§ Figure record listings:
<<<<

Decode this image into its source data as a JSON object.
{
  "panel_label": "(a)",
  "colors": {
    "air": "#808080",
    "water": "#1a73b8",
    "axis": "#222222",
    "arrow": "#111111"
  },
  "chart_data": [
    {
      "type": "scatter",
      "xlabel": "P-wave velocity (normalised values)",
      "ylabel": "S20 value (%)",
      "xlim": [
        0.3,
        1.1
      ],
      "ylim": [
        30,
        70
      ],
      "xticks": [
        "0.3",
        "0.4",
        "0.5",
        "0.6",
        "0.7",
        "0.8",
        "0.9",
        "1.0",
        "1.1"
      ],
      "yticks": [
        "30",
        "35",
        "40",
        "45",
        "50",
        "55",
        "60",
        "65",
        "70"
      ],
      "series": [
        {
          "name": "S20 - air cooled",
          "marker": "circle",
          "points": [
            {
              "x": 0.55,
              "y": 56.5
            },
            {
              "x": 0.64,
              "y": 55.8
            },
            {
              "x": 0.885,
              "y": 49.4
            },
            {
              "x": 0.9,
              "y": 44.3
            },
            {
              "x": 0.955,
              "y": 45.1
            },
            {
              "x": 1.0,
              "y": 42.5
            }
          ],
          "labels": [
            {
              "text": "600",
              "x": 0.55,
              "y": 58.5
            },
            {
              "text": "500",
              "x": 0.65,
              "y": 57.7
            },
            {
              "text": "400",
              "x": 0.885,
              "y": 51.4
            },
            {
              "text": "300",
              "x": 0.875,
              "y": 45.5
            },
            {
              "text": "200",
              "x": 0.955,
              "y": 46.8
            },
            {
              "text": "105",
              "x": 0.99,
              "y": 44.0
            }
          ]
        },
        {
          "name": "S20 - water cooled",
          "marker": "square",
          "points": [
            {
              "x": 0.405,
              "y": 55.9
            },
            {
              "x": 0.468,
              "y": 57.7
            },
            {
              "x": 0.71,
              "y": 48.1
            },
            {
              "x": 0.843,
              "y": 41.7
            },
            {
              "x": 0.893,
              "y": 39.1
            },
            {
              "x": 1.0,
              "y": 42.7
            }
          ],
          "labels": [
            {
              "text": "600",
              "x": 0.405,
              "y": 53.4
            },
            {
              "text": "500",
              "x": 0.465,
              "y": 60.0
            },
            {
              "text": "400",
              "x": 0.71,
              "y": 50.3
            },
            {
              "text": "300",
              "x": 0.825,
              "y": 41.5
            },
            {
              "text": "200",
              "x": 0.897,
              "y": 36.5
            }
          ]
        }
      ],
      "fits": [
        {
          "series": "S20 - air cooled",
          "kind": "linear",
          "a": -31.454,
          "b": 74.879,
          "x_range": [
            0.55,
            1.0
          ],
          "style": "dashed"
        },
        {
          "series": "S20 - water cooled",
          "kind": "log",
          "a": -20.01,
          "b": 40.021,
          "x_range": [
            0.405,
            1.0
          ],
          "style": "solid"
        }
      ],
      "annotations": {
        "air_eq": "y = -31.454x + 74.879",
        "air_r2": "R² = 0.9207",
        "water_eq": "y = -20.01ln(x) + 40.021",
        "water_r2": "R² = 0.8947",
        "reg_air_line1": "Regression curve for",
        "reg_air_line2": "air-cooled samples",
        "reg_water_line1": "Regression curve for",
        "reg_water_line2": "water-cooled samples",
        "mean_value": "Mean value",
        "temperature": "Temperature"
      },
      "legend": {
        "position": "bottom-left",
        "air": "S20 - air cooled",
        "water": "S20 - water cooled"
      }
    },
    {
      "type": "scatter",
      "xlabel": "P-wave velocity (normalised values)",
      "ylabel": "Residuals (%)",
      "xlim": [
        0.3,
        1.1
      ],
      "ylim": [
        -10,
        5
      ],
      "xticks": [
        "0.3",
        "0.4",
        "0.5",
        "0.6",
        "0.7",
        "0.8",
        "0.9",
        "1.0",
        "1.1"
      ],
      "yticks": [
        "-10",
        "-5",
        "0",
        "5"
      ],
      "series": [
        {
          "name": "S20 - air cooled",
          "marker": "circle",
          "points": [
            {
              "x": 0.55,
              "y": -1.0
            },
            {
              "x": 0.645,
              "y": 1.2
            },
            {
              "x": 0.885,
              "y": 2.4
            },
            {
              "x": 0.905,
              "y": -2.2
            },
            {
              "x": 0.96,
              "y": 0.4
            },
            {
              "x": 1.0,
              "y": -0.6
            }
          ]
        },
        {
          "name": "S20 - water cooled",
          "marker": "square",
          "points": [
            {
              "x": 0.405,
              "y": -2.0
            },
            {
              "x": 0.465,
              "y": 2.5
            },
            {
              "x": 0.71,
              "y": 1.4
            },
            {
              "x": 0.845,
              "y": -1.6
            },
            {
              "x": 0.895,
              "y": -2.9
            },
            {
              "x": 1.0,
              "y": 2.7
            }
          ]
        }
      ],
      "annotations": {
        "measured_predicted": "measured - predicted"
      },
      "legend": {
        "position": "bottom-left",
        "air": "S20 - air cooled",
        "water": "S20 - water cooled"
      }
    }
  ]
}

>>>>

§ PROBLEM DESCRIPTION:
Write out the full listing exactly as given.

§ TASK RESULT:
Decode this image into its source data as a JSON object.
{
  "panel_label": "(a)",
  "colors": {
    "air": "#808080",
    "water": "#1a73b8",
    "axis": "#222222",
    "arrow": "#111111"
  },
  "chart_data": [
    {
      "type": "scatter",
      "xlabel": "P-wave velocity (normalised values)",
      "ylabel": "S20 value (%)",
      "xlim": [
        0.3,
        1.1
      ],
      "ylim": [
        30,
        70
      ],
      "xticks": [
        "0.3",
        "0.4",
        "0.5",
        "0.6",
        "0.7",
        "0.8",
        "0.9",
        "1.0",
        "1.1"
      ],
      "yticks": [
        "30",
        "35",
        "40",
        "45",
        "50",
        "55",
        "60",
        "65",
        "70"
      ],
      "series": [
        {
          "name": "S20 - air cooled",
          "marker": "circle",
          "points": [
            {
              "x": 0.55,
              "y": 56.5
            },
            {
              "x": 0.64,
              "y": 55.8
            },
            {
              "x": 0.885,
              "y": 49.4
            },
            {
              "x": 0.9,
              "y": 44.3
            },
            {
              "x": 0.955,
              "y": 45.1
            },
            {
              "x": 1.0,
              "y": 42.5
            }
          ],
          "labels": [
            {
              "text": "600",
              "x": 0.55,
              "y": 58.5
            },
            {
              "text": "500",
              "x": 0.65,
              "y": 57.7
            },
            {
              "text": "400",
              "x": 0.885,
              "y": 51.4
            },
            {
              "text": "300",
              "x": 0.875,
              "y": 45.5
            },
            {
              "text": "200",
              "x": 0.955,
              "y": 46.8
            },
            {
              "text": "105",
              "x": 0.99,
              "y": 44.0
            }
          ]
        },
        {
          "name": "S20 - water cooled",
          "marker": "square",
          "points": [
            {
              "x": 0.405,
              "y": 55.9
            },
            {
              "x": 0.468,
              "y": 57.7
            },
            {
              "x": 0.71,
              "y": 48.1
            },
            {
              "x": 0.843,
              "y": 41.7
            },
            {
              "x": 0.893,
              "y": 39.1
            },
            {
              "x": 1.0,
              "y": 42.7
            }
          ],
          "labels": [
            {
              "text": "600",
              "x": 0.405,
              "y": 53.4
            },
            {
              "text": "500",
              "x": 0.465,
              "y": 60.0
            },
            {
              "text": "400",
              "x": 0.71,
              "y": 50.3
            },
            {
              "text": "300",
              "x": 0.825,
              "y": 41.5
            },
            {
              "text": "200",
              "x": 0.897,
              "y": 36.5
            }
          ]
        }
      ],
      "fits": [
        {
          "series": "S20 - air cooled",
          "kind": "linear",
          "a": -31.454,
          "b": 74.879,
          "x_range": [
            0.55,
            1.0
          ],
          "style": "dashed"
        },
        {
          "series": "S20 - water cooled",
          "kind": "log",
          "a": -20.01,
          "b": 40.021,
          "x_range": [
            0.405,
            1.0
          ],
          "style": "solid"
        }
      ],
      "annotations": {
        "air_eq": "y = -31.454x + 74.879",
        "air_r2": "R² = 0.9207",
        "water_eq": "y = -20.01ln(x) + 40.021",
        "water_r2": "R² = 0.8947",
        "reg_air_line1": "Regression curve for",
        "reg_air_line2": "air-cooled samples",
        "reg_water_line1": "Regression curve for",
        "reg_water_line2": "water-cooled samples",
        "mean_value": "Mean value",
        "temperature": "Temperature"
      },
      "legend": {
        "position": "bottom-left",
        "air": "S20 - air cooled",
        "water": "S20 - water cooled"
      }
    },
    {
      "type": "scatter",
      "xlabel": "P-wave velocity (normalised values)",
      "ylabel": "Residuals (%)",
      "xlim": [
        0.3,
        1.1
      ],
      "ylim": [
        -10,
        5
      ],
      "xticks": [
        "0.3",
        "0.4",
        "0.5",
        "0.6",
        "0.7",
        "0.8",
        "0.9",
        "1.0",
        "1.1"
      ],
      "yticks": [
        "-10",
        "-5",
        "0",
        "5"
      ],
      "series": [
        {
          "name": "S20 - air cooled",
          "marker": "circle",
          "points": [
            {
              "x": 0.55,
              "y": -1.0
            },
            {
              "x": 0.645,
              "y": 1.2
            },
            {
              "x": 0.885,
              "y": 2.4
            },
            {
              "x": 0.905,
              "y": -2.2
            },
            {
              "x": 0.96,
              "y": 0.4
            },
            {
              "x": 1.0,
              "y": -0.6
            }
          ]
        },
        {
          "name": "S20 - water cooled",
          "marker": "square",
          "points": [
            {
              "x": 0.405,
              "y": -2.0
            },
            {
              "x": 0.465,
              "y": 2.5
            },
            {
              "x": 0.71,
              "y": 1.4
            },
            {
              "x": 0.845,
              "y": -1.6
            },
            {
              "x": 0.895,
              "y": -2.9
            },
            {
              "x": 1.0,
              "y": 2.7
            }
          ]
        }
      ],
      "annotations": {
        "measured_predicted": "measured - predicted"
      },
      "legend": {
        "position": "bottom-left",
        "air": "S20 - air cooled",
        "water": "S20 - water cooled"
      }
    }
  ]
}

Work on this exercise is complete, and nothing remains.